Myotonic dystrophy is a hereditary degenerative neuromuscular disease that occurs mainly in adults, affecting about 50,000 people in Spain. Symptoms range from difficulty walking to severe neurological problems, leading to progressive disability that unfortunately puts many of those affected in a wheelchair. This disease is very heterogeneous among patients (age of onset, progression, hereditary transmission, affected muscles), which makes the development of generic treatments especially complex.
Currently, drugs against myotonic dystrophy are developed in animal models such as Drosophila, the fruit fly, or in 2D cell cultures. They are later tested in mice and finally in patients. Unfortunately using these approaches, some of the drugs that have been developed have not been able to reach the last stages of clinical trials because they were not effective in patients, highlighting the difficulty of extrapolating results obtained with animals to humans.
Now, the team led by the ICREA Researcher Professor and head of the Biosensors for Bioengineering group at IBEC, Javier Ramón, and by his team’s postdoctoral researcher Juan M. Fernández, has developed for the first time a three-dimensional model for myotonic dystrophy, using bioengineering techniques and patient cells. The work, which is part of the doctoral thesis of the IBEC researcher Xiomara Fernández and has been carried out in collaboration with researchers from the INCLIVA health research institute in Valencia, has recently been published in the journal Biofabrication, and opens new avenues for finding personalized and effective treatments against this rare disease, and to date without cure. This work has been funded in part with funds from a fundraising campaign launched by IBEC from late 2017 to late 2019.

▸ **Data below**
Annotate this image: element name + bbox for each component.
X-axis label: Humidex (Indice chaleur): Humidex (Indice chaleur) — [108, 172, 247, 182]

▸ **What you should do**
Using the myotonic dystrophy text, answer the following:
(a) About how many people in Spain does the disease affect?
(b) After development in animal models or 2D cell cultures, in what animals are drugs against the disease tested?
(c) In which journal was the three-dimensional model work published?

▸ **Answer for this exercise**
(a) About 50,000 people.
(b) In mice.
(c) Biofabrication.